• _Written exercise_:
The required output is the line that contains "Convert this document image to plain text." plus every line after it in the listing below, copied exactly as it appears.

[Saved data entries]
* * * *
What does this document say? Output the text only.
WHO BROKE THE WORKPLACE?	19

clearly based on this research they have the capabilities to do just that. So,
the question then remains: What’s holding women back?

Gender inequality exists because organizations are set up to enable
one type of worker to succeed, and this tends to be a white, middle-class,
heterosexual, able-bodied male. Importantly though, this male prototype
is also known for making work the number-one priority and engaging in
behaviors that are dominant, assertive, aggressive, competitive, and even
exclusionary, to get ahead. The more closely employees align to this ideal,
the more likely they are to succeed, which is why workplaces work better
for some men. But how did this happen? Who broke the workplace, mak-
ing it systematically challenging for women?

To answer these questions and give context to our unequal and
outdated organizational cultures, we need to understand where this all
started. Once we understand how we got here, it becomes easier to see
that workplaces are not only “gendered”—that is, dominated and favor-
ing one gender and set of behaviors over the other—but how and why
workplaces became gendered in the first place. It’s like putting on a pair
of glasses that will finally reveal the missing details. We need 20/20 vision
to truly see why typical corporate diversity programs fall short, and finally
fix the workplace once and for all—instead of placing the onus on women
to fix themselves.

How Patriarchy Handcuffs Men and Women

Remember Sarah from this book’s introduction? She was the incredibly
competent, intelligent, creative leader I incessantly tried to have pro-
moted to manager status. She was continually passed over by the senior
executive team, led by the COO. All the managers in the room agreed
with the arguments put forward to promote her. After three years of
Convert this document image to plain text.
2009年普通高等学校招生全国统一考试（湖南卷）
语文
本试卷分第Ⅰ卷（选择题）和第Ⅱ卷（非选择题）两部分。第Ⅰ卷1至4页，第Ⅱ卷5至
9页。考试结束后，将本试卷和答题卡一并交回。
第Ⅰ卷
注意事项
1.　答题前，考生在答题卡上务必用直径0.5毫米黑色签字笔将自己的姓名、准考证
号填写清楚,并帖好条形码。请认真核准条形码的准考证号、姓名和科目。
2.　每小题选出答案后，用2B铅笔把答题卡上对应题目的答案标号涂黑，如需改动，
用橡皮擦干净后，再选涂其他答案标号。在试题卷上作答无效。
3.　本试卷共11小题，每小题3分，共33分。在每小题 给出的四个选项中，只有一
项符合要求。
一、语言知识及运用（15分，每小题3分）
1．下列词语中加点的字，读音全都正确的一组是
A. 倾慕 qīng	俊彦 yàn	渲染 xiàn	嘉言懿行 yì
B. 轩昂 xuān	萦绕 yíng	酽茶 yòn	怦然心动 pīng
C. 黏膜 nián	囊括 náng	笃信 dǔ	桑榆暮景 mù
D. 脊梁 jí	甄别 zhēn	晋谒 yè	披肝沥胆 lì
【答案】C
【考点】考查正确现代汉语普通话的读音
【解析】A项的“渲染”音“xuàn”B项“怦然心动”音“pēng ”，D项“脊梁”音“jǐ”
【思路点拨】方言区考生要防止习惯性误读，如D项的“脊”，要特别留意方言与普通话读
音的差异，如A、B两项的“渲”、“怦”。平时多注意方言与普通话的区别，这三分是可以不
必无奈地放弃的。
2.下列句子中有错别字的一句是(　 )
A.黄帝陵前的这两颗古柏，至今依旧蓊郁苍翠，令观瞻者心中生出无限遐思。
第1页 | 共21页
* * * *
• _Result for this exercise_:
Convert this document image to plain text.
2009年普通高等学校招生全国统一考试（湖南卷）
语文
本试卷分第Ⅰ卷（选择题）和第Ⅱ卷（非选择题）两部分。第Ⅰ卷1至4页，第Ⅱ卷5至
9页。考试结束后，将本试卷和答题卡一并交回。
第Ⅰ卷
注意事项
1.　答题前，考生在答题卡上务必用直径0.5毫米黑色签字笔将自己的姓名、准考证
号填写清楚,并帖好条形码。请认真核准条形码的准考证号、姓名和科目。
2.　每小题选出答案后，用2B铅笔把答题卡上对应题目的答案标号涂黑，如需改动，
用橡皮擦干净后，再选涂其他答案标号。在试题卷上作答无效。
3.　本试卷共11小题，每小题3分，共33分。在每小题 给出的四个选项中，只有一
项符合要求。
一、语言知识及运用（15分，每小题3分）
1．下列词语中加点的字，读音全都正确的一组是
A. 倾慕 qīng	俊彦 yàn	渲染 xiàn	嘉言懿行 yì
B. 轩昂 xuān	萦绕 yíng	酽茶 yòn	怦然心动 pīng
C. 黏膜 nián	囊括 náng	笃信 dǔ	桑榆暮景 mù
D. 脊梁 jí	甄别 zhēn	晋谒 yè	披肝沥胆 lì
【答案】C
【考点】考查正确现代汉语普通话的读音
【解析】A项的“渲染”音“xuàn”B项“怦然心动”音“pēng ”，D项“脊梁”音“jǐ”
【思路点拨】方言区考生要防止习惯性误读，如D项的“脊”，要特别留意方言与普通话读
音的差异，如A、B两项的“渲”、“怦”。平时多注意方言与普通话的区别，这三分是可以不
必无奈地放弃的。
2.下列句子中有错别字的一句是(　 )
A.黄帝陵前的这两颗古柏，至今依旧蓊郁苍翠，令观瞻者心中生出无限遐思。
第1页 | 共21页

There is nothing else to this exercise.